Start of DATA IN THIS EXERCISE

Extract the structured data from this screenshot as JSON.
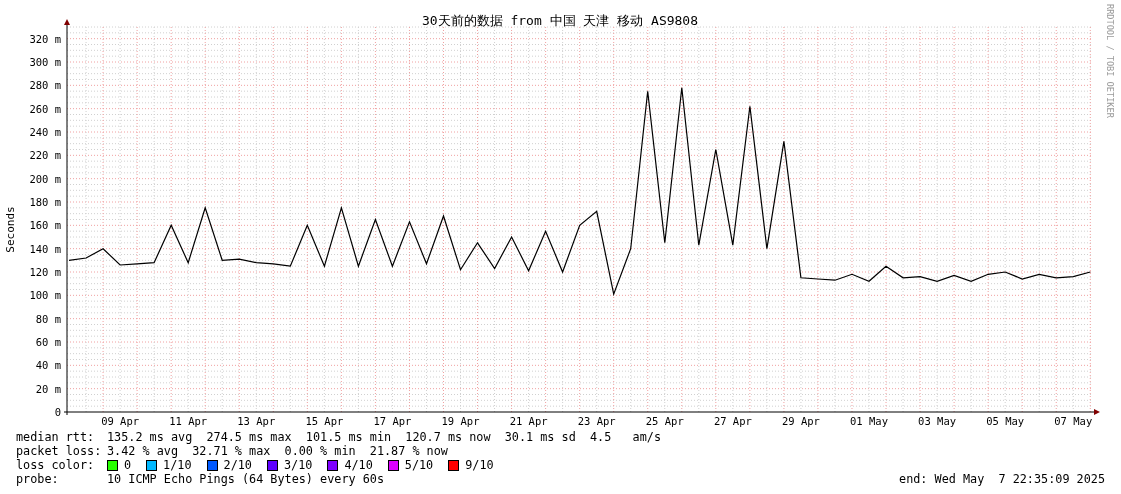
{
  "credit": "RRDTOOL / TOBI OETIKER",
  "chart": {
    "chart_data": {
      "type": "line",
      "title": "30天前的数据 from 中国 天津 移动 AS9808",
      "ylabel": "Seconds",
      "ylim": [
        0,
        330
      ],
      "grid": true,
      "yticks": [
        {
          "value": 0,
          "label": "0"
        },
        {
          "value": 20,
          "label": "20 m"
        },
        {
          "value": 40,
          "label": "40 m"
        },
        {
          "value": 60,
          "label": "60 m"
        },
        {
          "value": 80,
          "label": "80 m"
        },
        {
          "value": 100,
          "label": "100 m"
        },
        {
          "value": 120,
          "label": "120 m"
        },
        {
          "value": 140,
          "label": "140 m"
        },
        {
          "value": 160,
          "label": "160 m"
        },
        {
          "value": 180,
          "label": "180 m"
        },
        {
          "value": 200,
          "label": "200 m"
        },
        {
          "value": 220,
          "label": "220 m"
        },
        {
          "value": 240,
          "label": "240 m"
        },
        {
          "value": 260,
          "label": "260 m"
        },
        {
          "value": 280,
          "label": "280 m"
        },
        {
          "value": 300,
          "label": "300 m"
        },
        {
          "value": 320,
          "label": "320 m"
        }
      ],
      "categories": [
        null,
        null,
        null,
        "09 Apr",
        null,
        null,
        null,
        "11 Apr",
        null,
        null,
        null,
        "13 Apr",
        null,
        null,
        null,
        "15 Apr",
        null,
        null,
        null,
        "17 Apr",
        null,
        null,
        null,
        "19 Apr",
        null,
        null,
        null,
        "21 Apr",
        null,
        null,
        null,
        "23 Apr",
        null,
        null,
        null,
        "25 Apr",
        null,
        null,
        null,
        "27 Apr",
        null,
        null,
        null,
        "29 Apr",
        null,
        null,
        null,
        "01 May",
        null,
        null,
        null,
        "03 May",
        null,
        null,
        null,
        "05 May",
        null,
        null,
        null,
        "07 May",
        null
      ],
      "series": [
        {
          "color": "#000000",
          "values": [
            130,
            132,
            140,
            126,
            127,
            128,
            160,
            128,
            175,
            130,
            131,
            128,
            127,
            125,
            160,
            125,
            175,
            125,
            165,
            125,
            163,
            127,
            168,
            122,
            145,
            123,
            150,
            121,
            155,
            120,
            160,
            172,
            101,
            140,
            275,
            145,
            278,
            143,
            225,
            143,
            262,
            140,
            232,
            115,
            114,
            113,
            118,
            112,
            125,
            115,
            116,
            112,
            117,
            112,
            118,
            120,
            114,
            118,
            115,
            116,
            120
          ]
        }
      ]
    }
  },
  "legend": [
    {
      "label": "median rtt:",
      "text": "135.2 ms avg  274.5 ms max  101.5 ms min  120.7 ms now  30.1 ms sd  4.5   am/s"
    },
    {
      "label": "packet loss:",
      "text": "3.42 % avg  32.71 % max  0.00 % min  21.87 % now"
    }
  ],
  "loss_colors": {
    "label": "loss color:",
    "items": [
      {
        "label": "0",
        "color": "#26ff00"
      },
      {
        "label": "1/10",
        "color": "#00b8ff"
      },
      {
        "label": "2/10",
        "color": "#0059ff"
      },
      {
        "label": "3/10",
        "color": "#5e00ff"
      },
      {
        "label": "4/10",
        "color": "#7e00ff"
      },
      {
        "label": "5/10",
        "color": "#dd00ff"
      },
      {
        "label": "9/10",
        "color": "#ff0000"
      }
    ]
  },
  "probe": {
    "label": "probe:",
    "text": "10 ICMP Echo Pings (64 Bytes) every 60s",
    "end": "end: Wed May  7 22:35:09 2025"
  }
}
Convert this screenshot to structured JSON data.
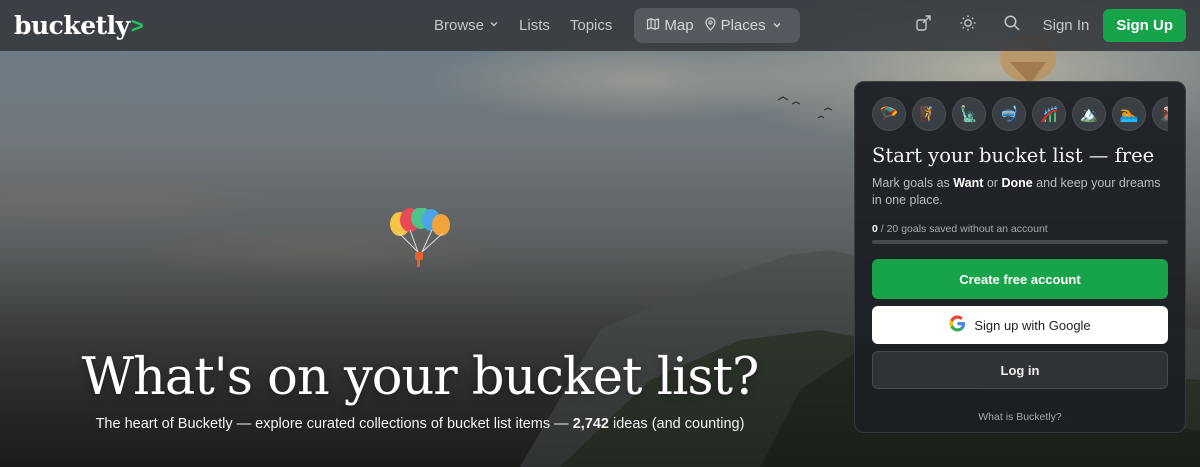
{
  "brand": {
    "name": "bucketly",
    "chevron": ">"
  },
  "nav": {
    "browse": "Browse",
    "lists": "Lists",
    "topics": "Topics",
    "map": "Map",
    "places": "Places",
    "sign_in": "Sign In",
    "sign_up": "Sign Up"
  },
  "hero": {
    "title": "What's on your bucket list?",
    "subtitle_pre": "The heart of Bucketly — explore curated collections of bucket list items — ",
    "count": "2,742",
    "subtitle_post": " ideas (and counting)"
  },
  "card": {
    "emojis": [
      "🪂",
      "🧗",
      "🗽",
      "🤿",
      "🎢",
      "🏔️",
      "🏊",
      "🌋"
    ],
    "title": "Start your bucket list — free",
    "desc_1": "Mark goals as ",
    "desc_want": "Want",
    "desc_2": " or ",
    "desc_done": "Done",
    "desc_3": " and keep your dreams in one place.",
    "progress_count": "0",
    "progress_text": " / 20 goals saved without an account",
    "progress_fraction": 0,
    "create_account": "Create free account",
    "google": "Sign up with Google",
    "login": "Log in",
    "what_is": "What is Bucketly?"
  },
  "colors": {
    "accent": "#16a34a",
    "nav_bg": "#34383c",
    "card_bg": "#1c1f23"
  },
  "icons": [
    "map-icon",
    "map-pin-icon",
    "chevron-down-icon",
    "share-icon",
    "sun-icon",
    "search-icon",
    "google-icon"
  ]
}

End of DATA IN THIS EXERCISE

**WHAT TO WORK ON**: Look through the data and show every line containing "free".

**THE ANSWER**:
    "title": "Start your bucket list — free",
    "create_account": "Create free account",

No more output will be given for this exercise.